--- Records shown ---
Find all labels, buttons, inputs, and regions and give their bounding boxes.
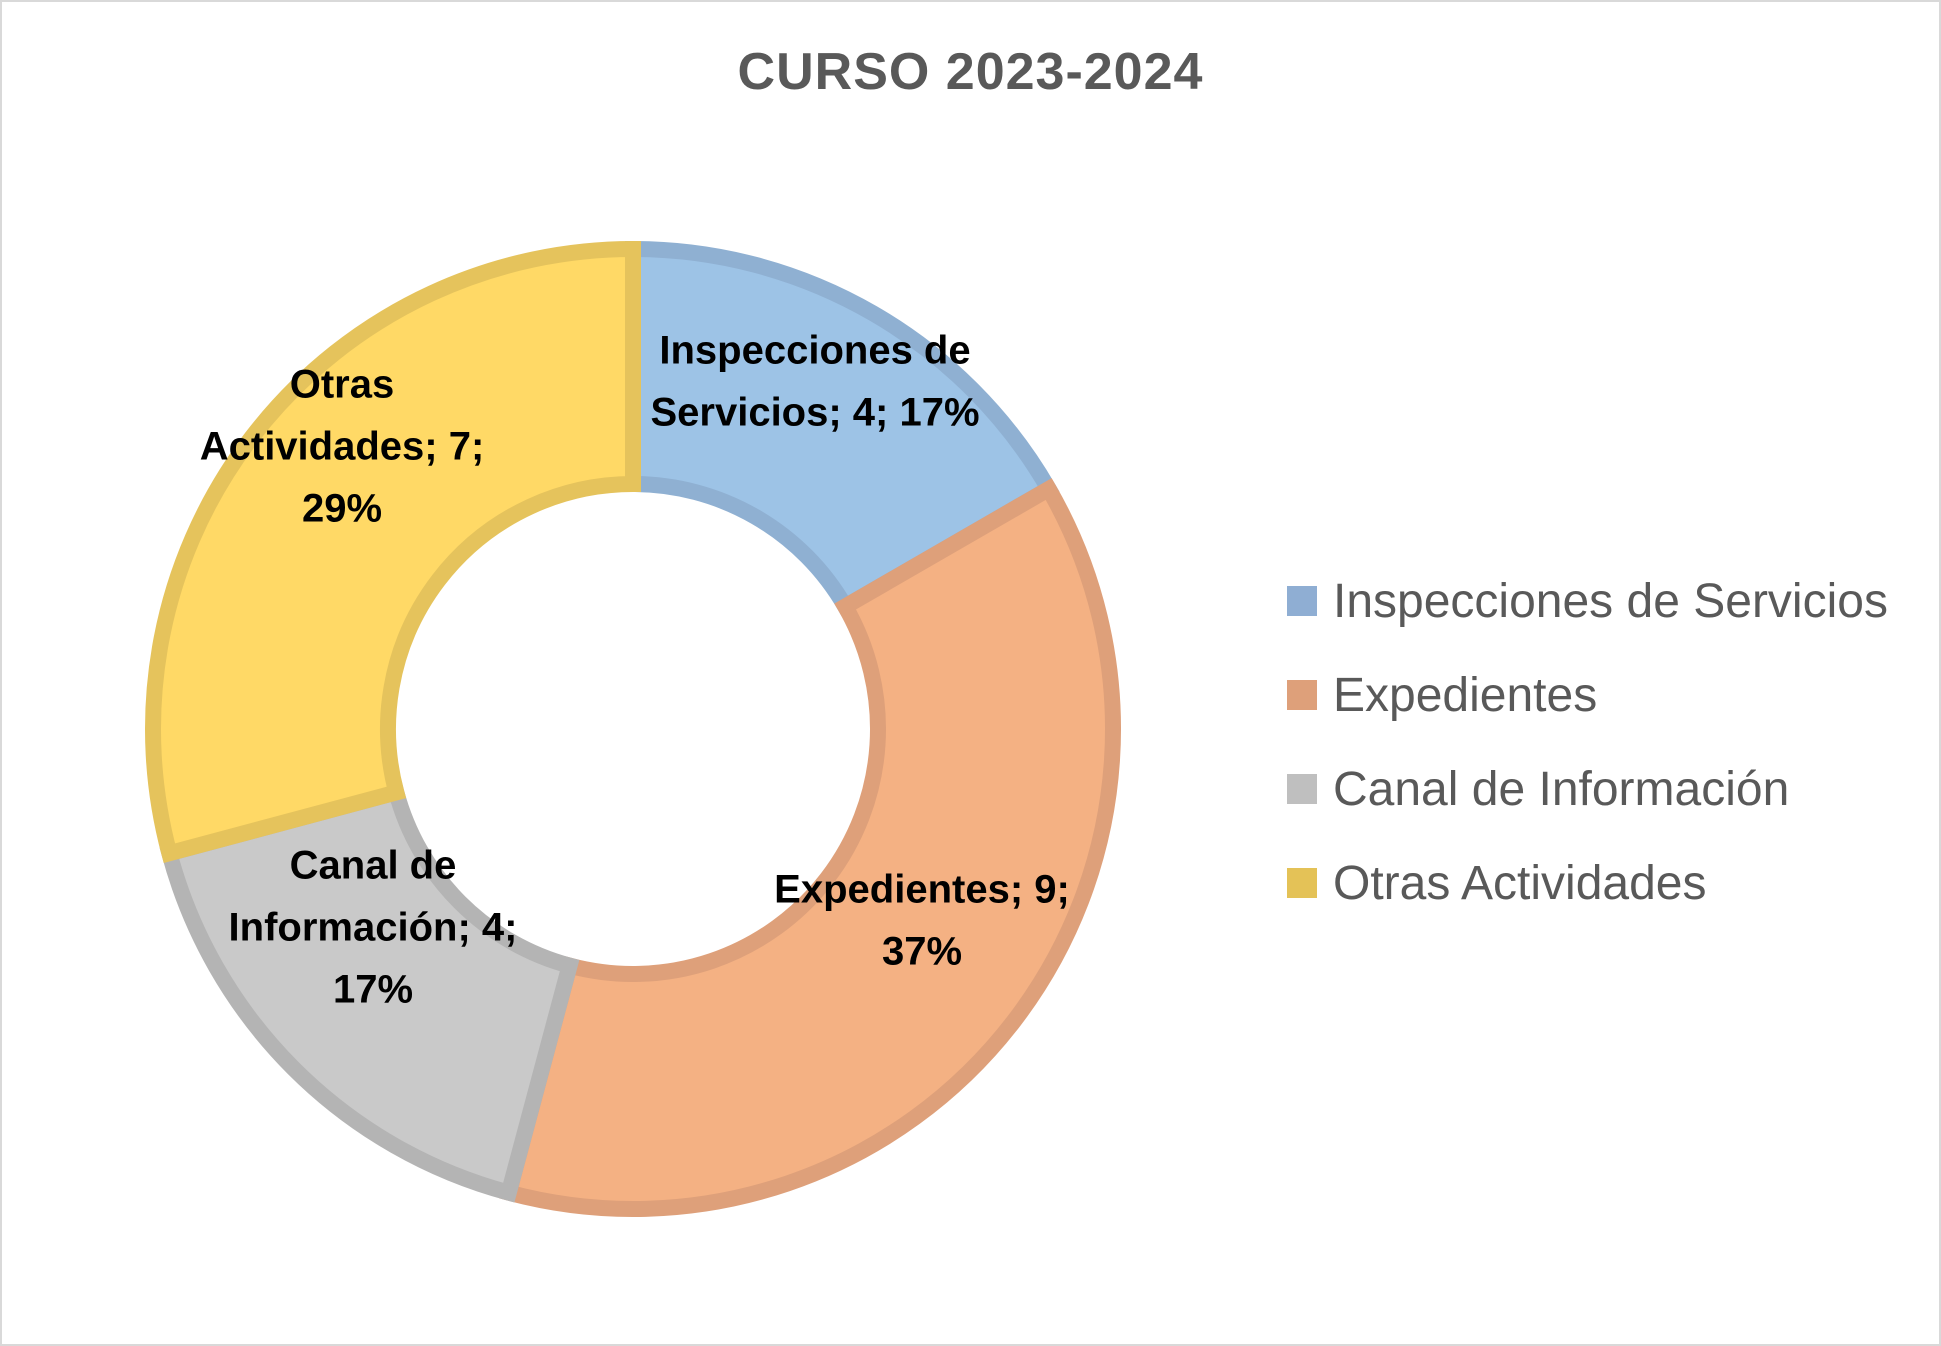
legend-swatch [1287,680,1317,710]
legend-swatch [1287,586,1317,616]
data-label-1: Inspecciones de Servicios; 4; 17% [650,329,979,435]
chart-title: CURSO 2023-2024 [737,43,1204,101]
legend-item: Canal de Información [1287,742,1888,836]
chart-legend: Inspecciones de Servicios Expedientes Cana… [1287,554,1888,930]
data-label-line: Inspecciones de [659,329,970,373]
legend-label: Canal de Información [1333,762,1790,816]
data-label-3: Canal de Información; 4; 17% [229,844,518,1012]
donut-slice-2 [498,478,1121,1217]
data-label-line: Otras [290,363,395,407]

--- Stated problem ---
Copy every line of the records above word for word, leaving out the pictures.

--- Solution for this exercise ---
Find all labels, buttons, inputs, and regions and give their bounding boxes.
legend-swatch [1287,680,1317,710]
legend-swatch [1287,586,1317,616]
data-label-1: Inspecciones de Servicios; 4; 17% [650,329,979,435]
chart-title: CURSO 2023-2024 [737,43,1204,101]
legend-item: Canal de Información [1287,742,1888,836]
chart-legend: Inspecciones de Servicios Expedientes Cana… [1287,554,1888,930]
data-label-line: Inspecciones de [659,329,970,373]
legend-label: Canal de Información [1333,762,1790,816]
data-label-3: Canal de Información; 4; 17% [229,844,518,1012]
donut-slice-2 [498,478,1121,1217]
data-label-line: Otras [290,363,395,407]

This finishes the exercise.